## REQUIRED TASK
Every line below that holds the string "chưa" should be copied out.

=-=-=-=-=

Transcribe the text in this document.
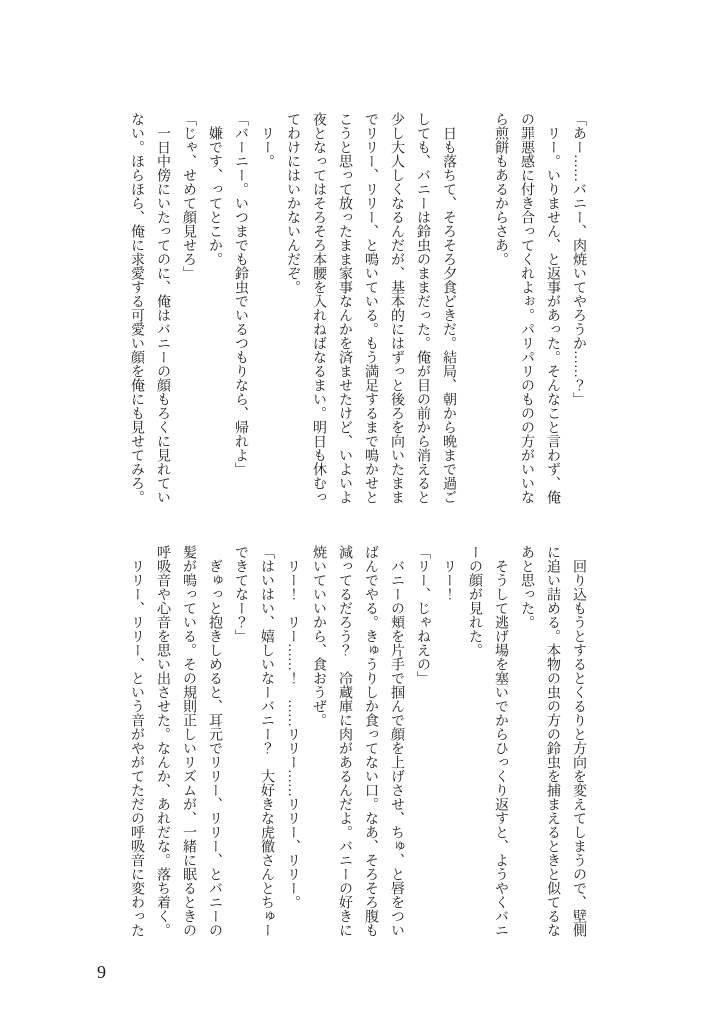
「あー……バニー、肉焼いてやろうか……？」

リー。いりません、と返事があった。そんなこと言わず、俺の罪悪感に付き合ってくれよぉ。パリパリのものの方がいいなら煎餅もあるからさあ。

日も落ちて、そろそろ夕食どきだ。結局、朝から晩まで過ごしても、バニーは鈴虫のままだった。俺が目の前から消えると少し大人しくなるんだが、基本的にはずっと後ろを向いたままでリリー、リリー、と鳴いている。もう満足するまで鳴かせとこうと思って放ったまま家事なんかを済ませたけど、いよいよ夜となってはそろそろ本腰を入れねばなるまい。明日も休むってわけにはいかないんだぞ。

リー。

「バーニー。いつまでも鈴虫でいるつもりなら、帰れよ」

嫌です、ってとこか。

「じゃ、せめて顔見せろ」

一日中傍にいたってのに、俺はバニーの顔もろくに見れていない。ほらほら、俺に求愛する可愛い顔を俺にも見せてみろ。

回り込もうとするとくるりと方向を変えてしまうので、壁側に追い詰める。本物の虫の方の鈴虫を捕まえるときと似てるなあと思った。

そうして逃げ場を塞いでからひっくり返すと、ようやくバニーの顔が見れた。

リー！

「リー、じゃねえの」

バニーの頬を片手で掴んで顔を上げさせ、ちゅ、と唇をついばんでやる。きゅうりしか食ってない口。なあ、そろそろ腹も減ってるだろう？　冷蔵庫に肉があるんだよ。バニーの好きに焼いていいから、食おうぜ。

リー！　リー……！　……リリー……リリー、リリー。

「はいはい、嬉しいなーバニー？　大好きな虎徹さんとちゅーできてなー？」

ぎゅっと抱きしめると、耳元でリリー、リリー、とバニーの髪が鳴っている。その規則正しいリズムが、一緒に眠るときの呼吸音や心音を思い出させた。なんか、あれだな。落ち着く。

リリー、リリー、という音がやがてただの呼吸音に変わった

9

=-=-=-=-=

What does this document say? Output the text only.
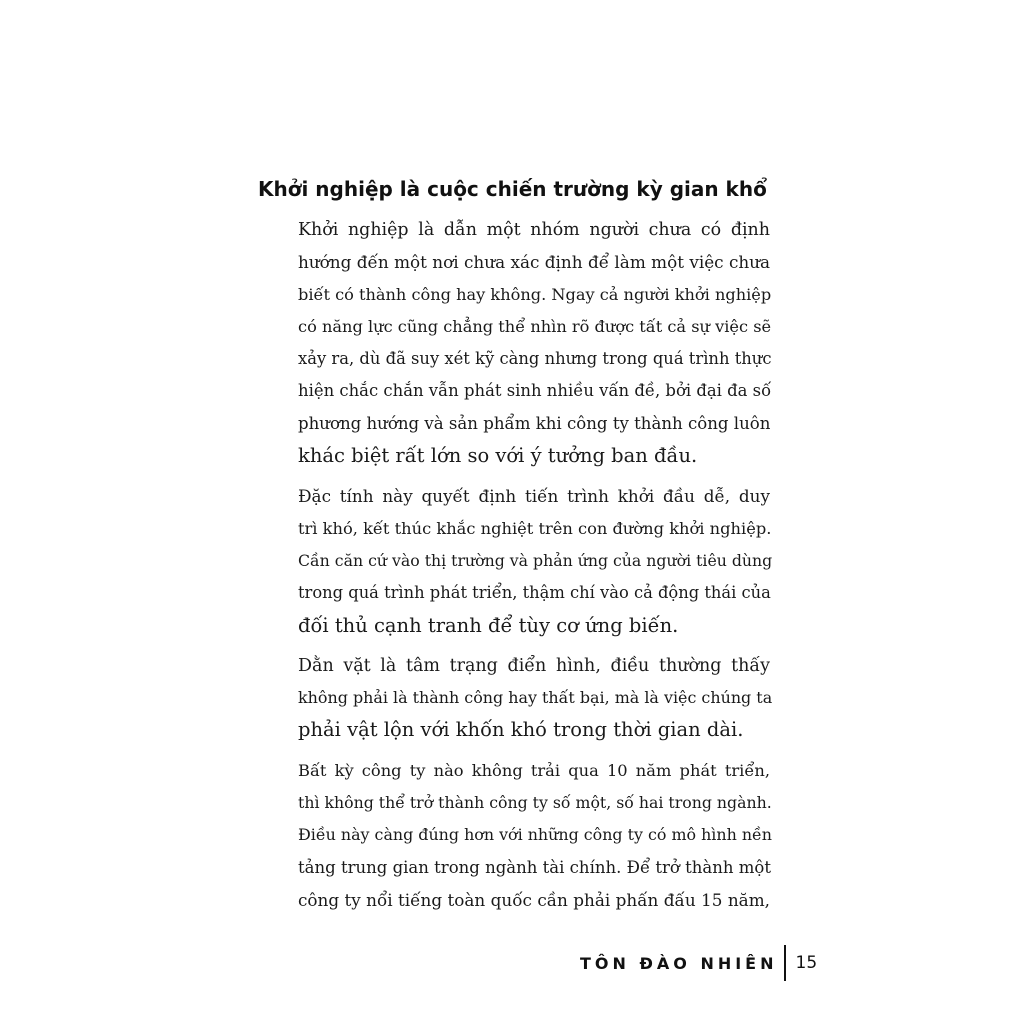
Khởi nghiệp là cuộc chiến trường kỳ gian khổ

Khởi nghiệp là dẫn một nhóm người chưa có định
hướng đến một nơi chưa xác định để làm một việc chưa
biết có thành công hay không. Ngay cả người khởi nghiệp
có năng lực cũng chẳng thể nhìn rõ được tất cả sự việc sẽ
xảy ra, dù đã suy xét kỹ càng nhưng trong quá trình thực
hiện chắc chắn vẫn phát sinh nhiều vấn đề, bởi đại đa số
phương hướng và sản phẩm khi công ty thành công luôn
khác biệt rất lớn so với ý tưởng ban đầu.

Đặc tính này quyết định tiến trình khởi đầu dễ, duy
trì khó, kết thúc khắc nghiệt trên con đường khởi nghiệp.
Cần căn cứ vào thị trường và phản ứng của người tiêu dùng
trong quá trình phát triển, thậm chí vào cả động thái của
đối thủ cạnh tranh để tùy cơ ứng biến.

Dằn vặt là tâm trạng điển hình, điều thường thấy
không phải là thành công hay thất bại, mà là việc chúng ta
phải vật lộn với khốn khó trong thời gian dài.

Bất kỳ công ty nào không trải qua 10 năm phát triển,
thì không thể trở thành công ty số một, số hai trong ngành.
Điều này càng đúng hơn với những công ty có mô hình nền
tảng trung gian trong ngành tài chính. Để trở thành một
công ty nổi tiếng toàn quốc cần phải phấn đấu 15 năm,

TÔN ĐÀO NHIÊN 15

=-=-=-=-=

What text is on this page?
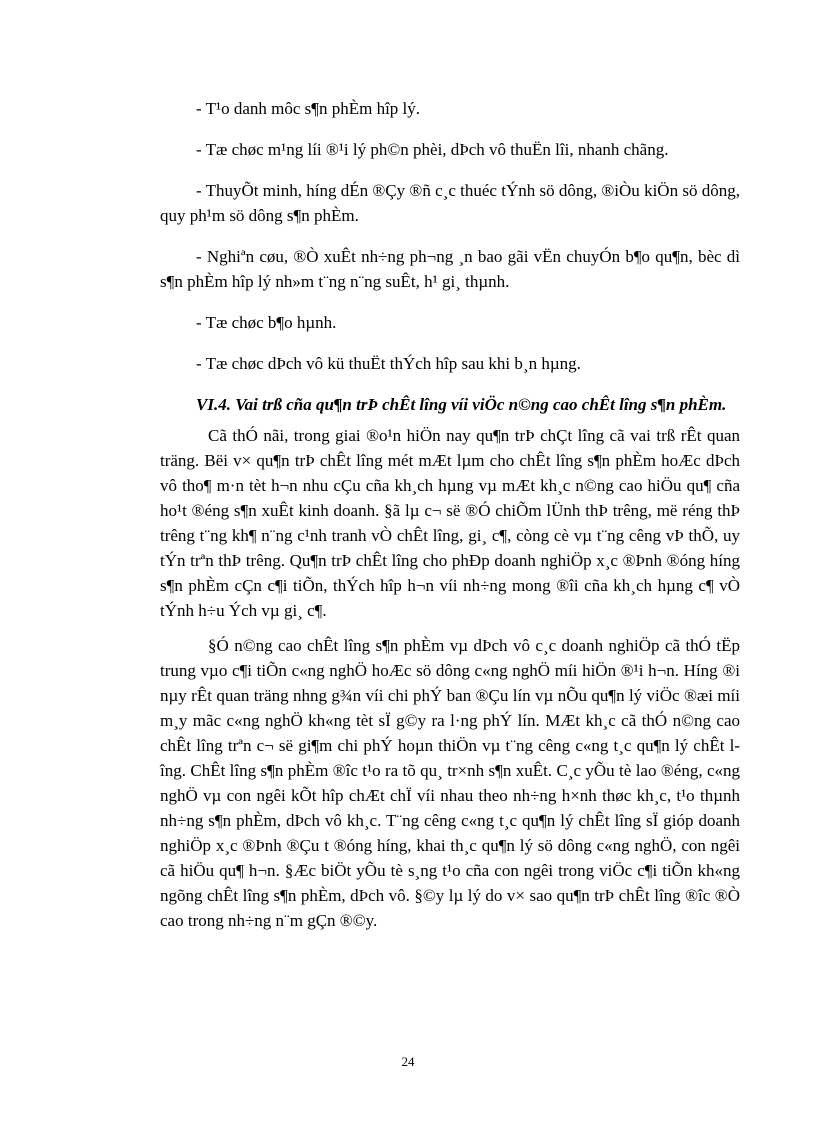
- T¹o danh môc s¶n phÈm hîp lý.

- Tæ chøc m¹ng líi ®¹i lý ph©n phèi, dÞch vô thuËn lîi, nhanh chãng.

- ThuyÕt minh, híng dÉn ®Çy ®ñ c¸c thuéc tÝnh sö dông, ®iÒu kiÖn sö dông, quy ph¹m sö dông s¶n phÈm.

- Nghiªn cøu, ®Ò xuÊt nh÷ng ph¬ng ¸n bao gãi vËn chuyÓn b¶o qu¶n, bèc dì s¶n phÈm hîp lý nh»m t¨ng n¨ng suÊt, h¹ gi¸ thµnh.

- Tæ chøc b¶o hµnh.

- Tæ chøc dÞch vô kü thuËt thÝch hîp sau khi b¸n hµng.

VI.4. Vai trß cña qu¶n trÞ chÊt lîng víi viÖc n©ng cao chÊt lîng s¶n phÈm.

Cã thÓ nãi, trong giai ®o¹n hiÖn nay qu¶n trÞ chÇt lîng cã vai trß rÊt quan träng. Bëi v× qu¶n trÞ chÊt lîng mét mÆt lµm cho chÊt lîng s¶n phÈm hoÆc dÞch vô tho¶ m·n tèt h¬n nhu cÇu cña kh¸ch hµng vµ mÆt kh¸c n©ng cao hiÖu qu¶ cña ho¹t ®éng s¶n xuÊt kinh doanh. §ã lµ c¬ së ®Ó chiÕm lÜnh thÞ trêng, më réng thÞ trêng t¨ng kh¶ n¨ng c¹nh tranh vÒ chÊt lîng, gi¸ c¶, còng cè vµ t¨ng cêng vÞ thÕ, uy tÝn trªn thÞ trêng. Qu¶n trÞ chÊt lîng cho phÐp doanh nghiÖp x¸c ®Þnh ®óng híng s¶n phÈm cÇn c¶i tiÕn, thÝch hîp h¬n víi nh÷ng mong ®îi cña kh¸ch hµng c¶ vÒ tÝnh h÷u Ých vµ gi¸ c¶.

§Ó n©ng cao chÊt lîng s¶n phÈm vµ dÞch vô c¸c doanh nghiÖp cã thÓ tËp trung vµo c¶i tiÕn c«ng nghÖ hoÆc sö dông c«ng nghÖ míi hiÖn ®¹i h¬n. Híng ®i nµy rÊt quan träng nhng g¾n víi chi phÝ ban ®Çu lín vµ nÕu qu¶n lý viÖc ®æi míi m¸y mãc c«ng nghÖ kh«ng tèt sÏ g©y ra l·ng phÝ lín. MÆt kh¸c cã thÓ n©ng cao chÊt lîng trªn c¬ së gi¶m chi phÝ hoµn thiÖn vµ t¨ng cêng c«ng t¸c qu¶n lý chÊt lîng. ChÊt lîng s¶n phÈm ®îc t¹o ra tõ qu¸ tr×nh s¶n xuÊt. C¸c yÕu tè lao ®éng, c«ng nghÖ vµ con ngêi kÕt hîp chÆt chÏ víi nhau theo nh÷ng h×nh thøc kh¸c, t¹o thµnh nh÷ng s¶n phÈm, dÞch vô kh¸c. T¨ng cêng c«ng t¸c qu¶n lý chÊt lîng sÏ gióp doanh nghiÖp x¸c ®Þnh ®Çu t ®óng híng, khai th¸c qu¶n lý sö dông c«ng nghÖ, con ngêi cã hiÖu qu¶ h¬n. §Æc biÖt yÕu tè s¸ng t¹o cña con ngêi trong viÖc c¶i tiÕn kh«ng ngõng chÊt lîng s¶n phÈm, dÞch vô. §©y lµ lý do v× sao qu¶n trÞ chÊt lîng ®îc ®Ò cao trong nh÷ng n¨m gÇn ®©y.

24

=-=-=-=-=

## THE OUTPUT
Khởi nghiệp là dẫn một nhóm người chưa có định
hướng đến một nơi chưa xác định để làm một việc chưa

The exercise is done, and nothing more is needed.